• Task to complete: Report how many lines of these entries hold the string "type"; reply with the number alone.
----- Stored rows
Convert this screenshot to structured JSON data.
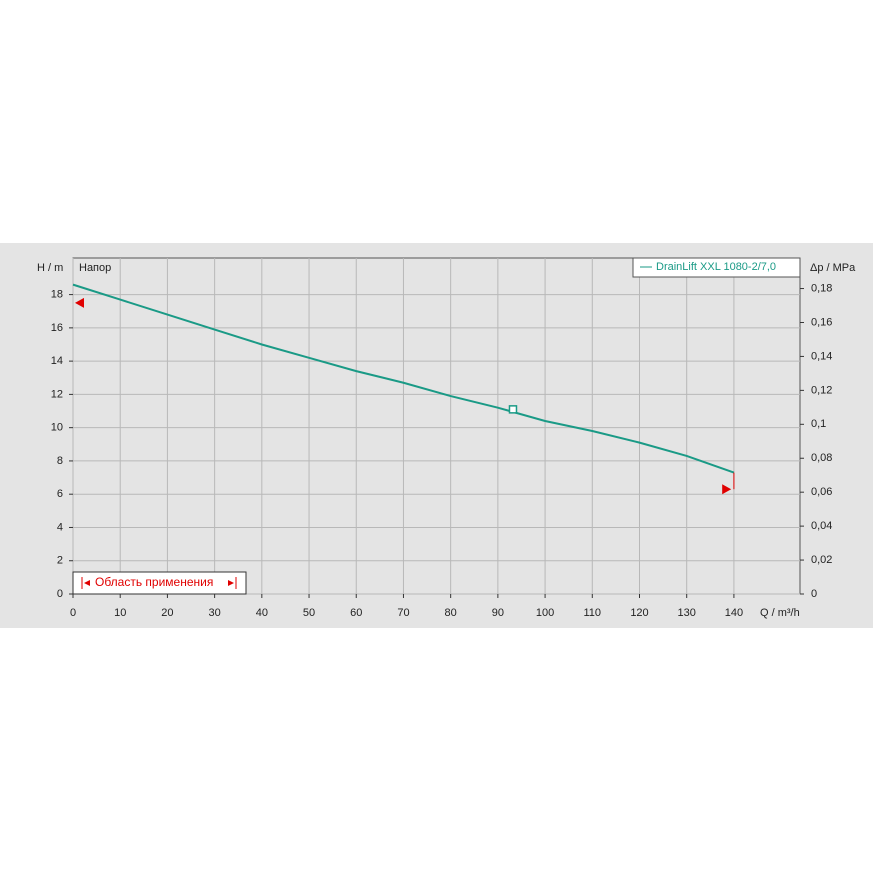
{
  "chart_data": {
    "type": "line",
    "y_label": "H / m",
    "y_title": "Напор",
    "y2_label": "Δp / MPa",
    "x_label": "Q / m³/h",
    "x": [
      0,
      10,
      20,
      30,
      40,
      50,
      60,
      70,
      80,
      90,
      100,
      110,
      120,
      130,
      140
    ],
    "series": [
      {
        "name": "DrainLift XXL 1080-2/7,0",
        "color": "#1a9a86",
        "values": [
          18.6,
          17.7,
          16.8,
          15.9,
          15.0,
          14.2,
          13.4,
          12.7,
          11.9,
          11.2,
          10.4,
          9.8,
          9.1,
          8.3,
          7.3
        ]
      }
    ],
    "operating_point": {
      "x": 93.2,
      "y": 11.1
    },
    "range_markers": {
      "color": "#e00000",
      "start": {
        "x": 0,
        "y": 17.5
      },
      "end": {
        "x": 139,
        "y": 6.3
      }
    },
    "range_label": "Область применения",
    "xlim": [
      0,
      154
    ],
    "xticks": [
      0,
      10,
      20,
      30,
      40,
      50,
      60,
      70,
      80,
      90,
      100,
      110,
      120,
      130,
      140
    ],
    "ylim": [
      0,
      20.2
    ],
    "yticks": [
      0,
      2,
      4,
      6,
      8,
      10,
      12,
      14,
      16,
      18
    ],
    "y2lim": [
      0,
      0.198
    ],
    "y2ticks": [
      0,
      {
        "value": 0.02,
        "label": "0,02"
      },
      {
        "value": 0.04,
        "label": "0,04"
      },
      {
        "value": 0.06,
        "label": "0,06"
      },
      {
        "value": 0.08,
        "label": "0,08"
      },
      {
        "value": 0.1,
        "label": "0,1"
      },
      {
        "value": 0.12,
        "label": "0,12"
      },
      {
        "value": 0.14,
        "label": "0,14"
      },
      {
        "value": 0.16,
        "label": "0,16"
      },
      {
        "value": 0.18,
        "label": "0,18"
      }
    ],
    "grid": true,
    "legend": "top-right"
  }
}
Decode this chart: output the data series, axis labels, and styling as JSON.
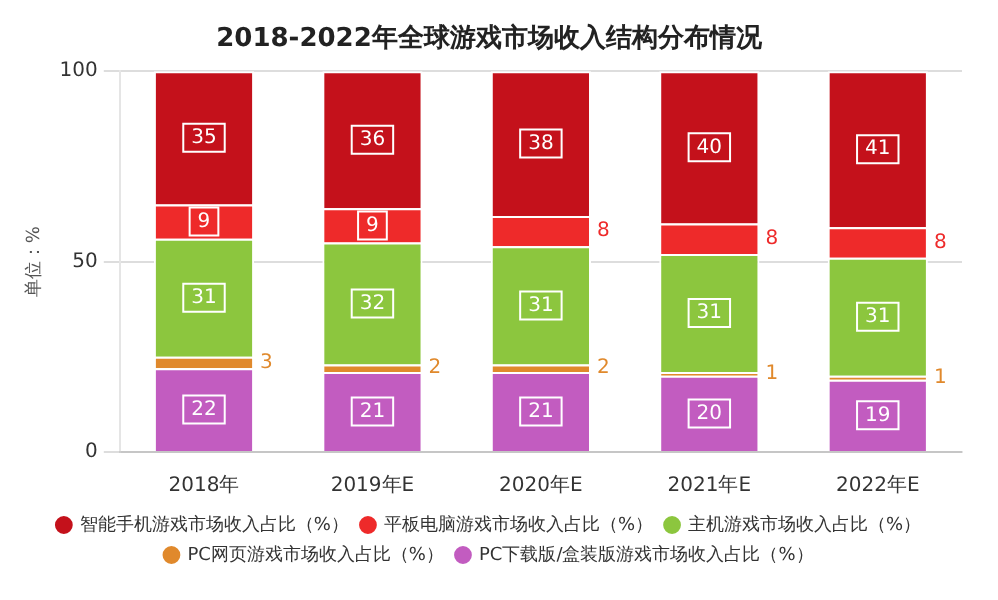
{
  "chart_data": {
    "type": "bar",
    "title": "2018-2022年全球游戏市场收入结构分布情况",
    "ylabel": "单位：%",
    "categories": [
      "2018年",
      "2019年E",
      "2020年E",
      "2021年E",
      "2022年E"
    ],
    "stacked": true,
    "ylim": [
      0,
      100
    ],
    "yticks": [
      0,
      50,
      100
    ],
    "grid": "y",
    "legend": "bottom",
    "data_labels": true,
    "series": [
      {
        "name": "PC下载版/盒装版游戏市场收入占比（%）",
        "color": "#c25cc0",
        "values": [
          22,
          21,
          21,
          20,
          19
        ]
      },
      {
        "name": "PC网页游戏市场收入占比（%）",
        "color": "#e0892c",
        "values": [
          3,
          2,
          2,
          1,
          1
        ]
      },
      {
        "name": "主机游戏市场收入占比（%）",
        "color": "#8cc63e",
        "values": [
          31,
          32,
          31,
          31,
          31
        ]
      },
      {
        "name": "平板电脑游戏市场收入占比（%）",
        "color": "#ee2a2a",
        "values": [
          9,
          9,
          8,
          8,
          8
        ]
      },
      {
        "name": "智能手机游戏市场收入占比（%）",
        "color": "#c4111b",
        "values": [
          35,
          36,
          38,
          40,
          41
        ]
      }
    ]
  }
}
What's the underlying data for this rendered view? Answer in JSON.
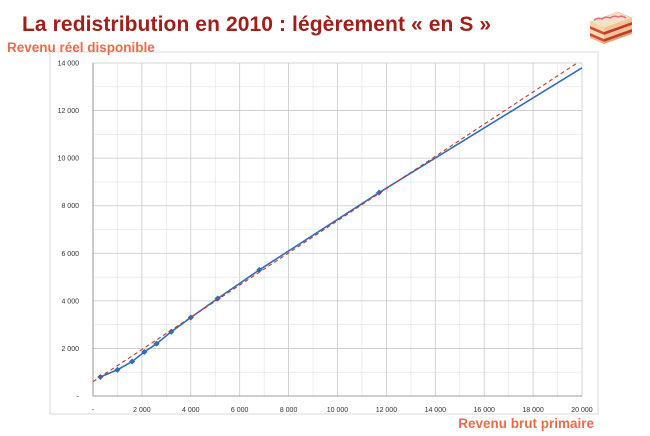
{
  "slide": {
    "title": "La redistribution en 2010 : légèrement « en S »"
  },
  "chart_data": {
    "type": "line",
    "ylabel": "Revenu réel disponible",
    "xlabel": "Revenu brut primaire",
    "xlim": [
      0,
      20000
    ],
    "ylim": [
      0,
      14000
    ],
    "x_ticks": [
      0,
      2000,
      4000,
      6000,
      8000,
      10000,
      12000,
      14000,
      16000,
      18000,
      20000
    ],
    "x_tick_labels": [
      "-",
      "2 000",
      "4 000",
      "6 000",
      "8 000",
      "10 000",
      "12 000",
      "14 000",
      "16 000",
      "18 000",
      "20 000"
    ],
    "y_ticks": [
      0,
      2000,
      4000,
      6000,
      8000,
      10000,
      12000,
      14000
    ],
    "y_tick_labels": [
      "-",
      "2 000",
      "4 000",
      "6 000",
      "8 000",
      "10 000",
      "12 000",
      "14 000"
    ],
    "grid": true,
    "series": [
      {
        "style": "solid-line-with-markers",
        "color": "#2e6ebd",
        "x": [
          300,
          1000,
          1600,
          2100,
          2600,
          3200,
          4000,
          5100,
          6800,
          11700,
          20000
        ],
        "y": [
          800,
          1100,
          1450,
          1850,
          2200,
          2700,
          3300,
          4100,
          5300,
          8550,
          13800
        ],
        "markers": [
          true,
          true,
          true,
          true,
          true,
          true,
          true,
          true,
          true,
          true,
          false
        ]
      },
      {
        "style": "dashed",
        "color": "#c0392b",
        "x": [
          0,
          19800
        ],
        "y": [
          600,
          14000
        ]
      }
    ]
  }
}
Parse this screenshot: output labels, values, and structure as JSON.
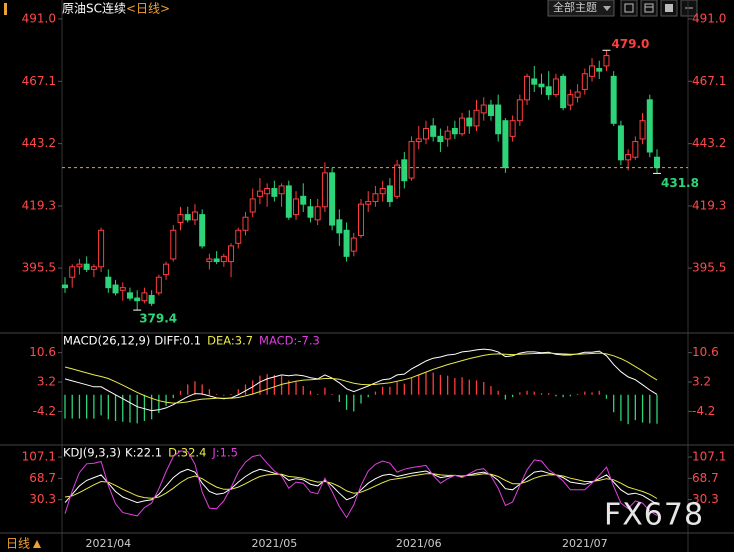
{
  "header": {
    "title": "原油SC连续",
    "period": "<日线>",
    "theme_button": "全部主题",
    "bottom_period": "日线"
  },
  "watermark": "FX678",
  "chart_data": [
    {
      "type": "candlestick",
      "categories": [
        null,
        null,
        null,
        null,
        null,
        null,
        "2021/04",
        null,
        null,
        null,
        null,
        null,
        null,
        null,
        null,
        null,
        null,
        null,
        null,
        null,
        null,
        null,
        null,
        null,
        null,
        null,
        null,
        null,
        null,
        "2021/05",
        null,
        null,
        null,
        null,
        null,
        null,
        null,
        null,
        null,
        null,
        null,
        null,
        null,
        null,
        null,
        null,
        null,
        null,
        null,
        "2021/06",
        null,
        null,
        null,
        null,
        null,
        null,
        null,
        null,
        null,
        null,
        null,
        null,
        null,
        null,
        null,
        null,
        null,
        null,
        null,
        null,
        null,
        null,
        "2021/07",
        null,
        null,
        null,
        null,
        null,
        null,
        null,
        null,
        null,
        null
      ],
      "open": [
        389,
        392,
        396,
        397,
        395,
        396,
        392,
        389,
        387,
        386,
        384,
        383,
        385,
        386,
        393,
        399,
        413,
        416,
        414,
        416,
        398,
        399,
        398,
        398,
        405,
        410,
        417,
        423,
        424,
        426,
        424,
        427,
        416,
        423,
        419,
        414,
        419,
        432,
        414,
        410,
        402,
        408,
        420,
        421,
        424,
        427,
        423,
        437,
        430,
        444,
        445,
        450,
        446,
        445,
        449,
        447,
        453,
        450,
        455,
        458,
        458,
        452,
        446,
        452,
        460,
        468,
        466,
        465,
        462,
        469,
        458,
        461,
        464,
        469,
        472,
        473,
        469,
        450,
        437,
        438,
        445,
        460,
        438
      ],
      "high": [
        392,
        397,
        399,
        400,
        397,
        411,
        395,
        391,
        390,
        388,
        387,
        388,
        387,
        393,
        398,
        412,
        419,
        419,
        420,
        418,
        401,
        402,
        401,
        405,
        411,
        417,
        426,
        430,
        428,
        429,
        428,
        429,
        425,
        428,
        422,
        422,
        436,
        434,
        418,
        413,
        409,
        422,
        425,
        427,
        429,
        430,
        437,
        440,
        446,
        450,
        452,
        453,
        449,
        450,
        452,
        455,
        456,
        460,
        461,
        460,
        462,
        453,
        454,
        462,
        470,
        473,
        470,
        471,
        470,
        470,
        464,
        466,
        472,
        476,
        475,
        479,
        471,
        452,
        441,
        446,
        455,
        462,
        441
      ],
      "low": [
        386,
        388,
        393,
        394,
        392,
        394,
        386,
        385,
        383,
        383,
        379.4,
        382,
        381,
        385,
        391,
        398,
        410,
        413,
        412,
        403,
        395,
        397,
        396,
        392,
        403,
        408,
        415,
        420,
        419,
        421,
        419,
        414,
        414,
        417,
        413,
        412,
        417,
        410,
        404,
        398,
        400,
        407,
        417,
        419,
        421,
        419,
        422,
        426,
        429,
        441,
        443,
        444,
        440,
        442,
        445,
        446,
        447,
        448,
        452,
        452,
        444,
        432,
        444,
        450,
        458,
        463,
        462,
        460,
        461,
        456,
        456,
        459,
        462,
        467,
        468,
        471,
        450,
        435,
        433,
        437,
        443,
        438,
        431.8
      ],
      "close": [
        388,
        396,
        397,
        395,
        396,
        410,
        388,
        386,
        388,
        384,
        383,
        386,
        382,
        392,
        397,
        410,
        416,
        414,
        417,
        404,
        399,
        398,
        400,
        404,
        410,
        415,
        422,
        425,
        426,
        423,
        427,
        415,
        422,
        420,
        415,
        419,
        432,
        412,
        409,
        400,
        407,
        420,
        421,
        424,
        426,
        421,
        435,
        429,
        444,
        445,
        449,
        446,
        444,
        448,
        447,
        453,
        450,
        456,
        458,
        454,
        447,
        434,
        452,
        460,
        469,
        466,
        465,
        462,
        468,
        457,
        462,
        463,
        470,
        473,
        471,
        477,
        451,
        437,
        439,
        444,
        452,
        440,
        434
      ],
      "up_color": "#ff3d3d",
      "down_color": "#2ed47a",
      "last_line_color": "#e6a23c",
      "ylim": [
        371,
        495.2
      ],
      "yticks": [
        {
          "value": 491,
          "label": "491.0"
        },
        467.1,
        443.2,
        419.3,
        395.5
      ],
      "high_label": "479.0",
      "low_label": "379.4",
      "last_low_label": "431.8"
    },
    {
      "type": "macd",
      "title": "MACD(26,12,9)",
      "title_color": "#ffffff",
      "series": [
        {
          "name": "DIFF:0.1",
          "color": "#ffffff",
          "values": [
            4,
            3.5,
            3,
            2.5,
            2,
            2,
            1,
            0,
            -1,
            -2,
            -3,
            -3.5,
            -4,
            -3.8,
            -3.3,
            -2.5,
            -1.5,
            -0.5,
            0.3,
            0.2,
            -0.3,
            -0.8,
            -1,
            -0.8,
            0,
            1,
            2,
            3.2,
            4,
            4.5,
            5,
            4.8,
            5,
            4.8,
            4.3,
            4,
            5,
            4.2,
            3,
            1.5,
            0.8,
            1.5,
            2.2,
            3,
            3.8,
            4,
            5,
            5.2,
            6.5,
            7.5,
            8.5,
            9.2,
            9.5,
            10,
            10.2,
            10.8,
            11,
            11.3,
            11.5,
            11.3,
            10.8,
            9.6,
            9.8,
            10.5,
            10.8,
            10.8,
            10.6,
            10.7,
            10.2,
            10,
            10,
            10.3,
            10.7,
            10.7,
            11,
            9.8,
            7.6,
            5.8,
            4.5,
            3.8,
            2.5,
            1.2,
            0.1
          ]
        },
        {
          "name": "DEA:3.7",
          "color": "#e8e84a",
          "values": [
            7,
            6.5,
            6,
            5.5,
            5,
            4.6,
            4.1,
            3.3,
            2.4,
            1.5,
            0.6,
            -0.2,
            -0.9,
            -1.5,
            -1.9,
            -2.1,
            -2,
            -1.8,
            -1.4,
            -1.1,
            -1,
            -0.9,
            -0.9,
            -0.9,
            -0.7,
            -0.3,
            0.2,
            0.8,
            1.4,
            2,
            2.6,
            3,
            3.4,
            3.7,
            3.8,
            3.9,
            4.1,
            4.1,
            3.9,
            3.4,
            2.9,
            2.6,
            2.5,
            2.6,
            2.8,
            3,
            3.4,
            3.8,
            4.3,
            5,
            5.7,
            6.4,
            7,
            7.6,
            8.1,
            8.6,
            9.1,
            9.5,
            9.9,
            10.2,
            10.3,
            10.2,
            10.1,
            10.2,
            10.3,
            10.4,
            10.4,
            10.5,
            10.4,
            10.3,
            10.2,
            10.2,
            10.3,
            10.4,
            10.5,
            10.3,
            9.8,
            9.1,
            8.2,
            7.1,
            6,
            4.8,
            3.7
          ]
        },
        {
          "name": "MACD:-7.3",
          "color": "#e040e0",
          "style": "bar",
          "up_color": "#ff3d3d",
          "down_color": "#2ed47a",
          "values": [
            -6,
            -6,
            -6,
            -6,
            -6,
            -5.2,
            -6.2,
            -6.6,
            -6.8,
            -7,
            -7.2,
            -6.6,
            -6.2,
            -4.6,
            -2.8,
            -0.8,
            1,
            2.6,
            3.4,
            2.6,
            1.4,
            0.2,
            -0.2,
            0.2,
            1.4,
            2.6,
            3.6,
            4.8,
            5.2,
            5,
            4.8,
            3.6,
            3.2,
            2.2,
            1,
            0.2,
            1.8,
            0.2,
            -1.8,
            -3.8,
            -4.2,
            -2.2,
            -0.6,
            0.8,
            2,
            2,
            3.2,
            2.8,
            4.4,
            5,
            5.6,
            5.6,
            5,
            4.8,
            4.2,
            4.4,
            3.8,
            3.6,
            3.2,
            2.2,
            1,
            -1.2,
            -0.6,
            0.6,
            1,
            0.8,
            0.4,
            0.4,
            -0.4,
            -0.6,
            -0.4,
            0.2,
            0.8,
            0.6,
            1,
            -1,
            -4.4,
            -6.6,
            -7.4,
            -6.4,
            -7,
            -7.2,
            -7.3
          ]
        }
      ],
      "ylim": [
        -12.4,
        15.3
      ],
      "yticks": [
        10.6,
        3.2,
        -4.2
      ]
    },
    {
      "type": "kdj",
      "title": "KDJ(9,3,3)",
      "title_color": "#ffffff",
      "series": [
        {
          "name": "K:22.1",
          "color": "#ffffff",
          "values": [
            25,
            40,
            55,
            65,
            70,
            75,
            60,
            45,
            35,
            30,
            25,
            28,
            30,
            40,
            55,
            70,
            80,
            85,
            80,
            60,
            45,
            40,
            42,
            50,
            62,
            72,
            80,
            85,
            82,
            78,
            75,
            65,
            68,
            66,
            58,
            55,
            65,
            55,
            42,
            30,
            35,
            48,
            60,
            68,
            74,
            76,
            72,
            75,
            78,
            80,
            82,
            76,
            70,
            72,
            74,
            72,
            75,
            78,
            80,
            75,
            65,
            50,
            48,
            58,
            70,
            80,
            82,
            78,
            75,
            70,
            62,
            60,
            58,
            62,
            68,
            75,
            62,
            48,
            40,
            42,
            38,
            30,
            22.1
          ]
        },
        {
          "name": "D:32.4",
          "color": "#e8e84a",
          "values": [
            35,
            37,
            43,
            50,
            57,
            63,
            62,
            56,
            49,
            43,
            37,
            34,
            33,
            35,
            42,
            51,
            61,
            69,
            73,
            68,
            60,
            53,
            49,
            49,
            53,
            59,
            66,
            72,
            75,
            76,
            76,
            72,
            71,
            69,
            65,
            62,
            63,
            60,
            54,
            46,
            42,
            44,
            49,
            55,
            61,
            66,
            68,
            70,
            73,
            75,
            77,
            77,
            75,
            74,
            74,
            73,
            74,
            75,
            77,
            76,
            72,
            65,
            59,
            59,
            63,
            69,
            73,
            75,
            75,
            73,
            69,
            66,
            63,
            63,
            65,
            68,
            66,
            60,
            53,
            49,
            45,
            40,
            32.4
          ]
        },
        {
          "name": "J:1.5",
          "color": "#e040e0",
          "values": [
            5,
            46,
            79,
            95,
            96,
            99,
            56,
            23,
            7,
            4,
            1,
            16,
            24,
            50,
            81,
            108,
            118,
            117,
            94,
            44,
            15,
            14,
            28,
            52,
            80,
            98,
            108,
            111,
            96,
            82,
            73,
            51,
            62,
            60,
            44,
            41,
            69,
            45,
            18,
            -2,
            21,
            56,
            82,
            94,
            100,
            96,
            80,
            85,
            88,
            90,
            92,
            74,
            60,
            68,
            74,
            70,
            77,
            84,
            86,
            73,
            51,
            20,
            26,
            56,
            84,
            102,
            100,
            84,
            75,
            64,
            48,
            48,
            48,
            60,
            74,
            89,
            54,
            24,
            14,
            28,
            24,
            10,
            1.5
          ]
        }
      ],
      "ylim": [
        -28,
        127
      ],
      "yticks": [
        107.1,
        68.7,
        30.3
      ]
    }
  ]
}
----------
• In response: 6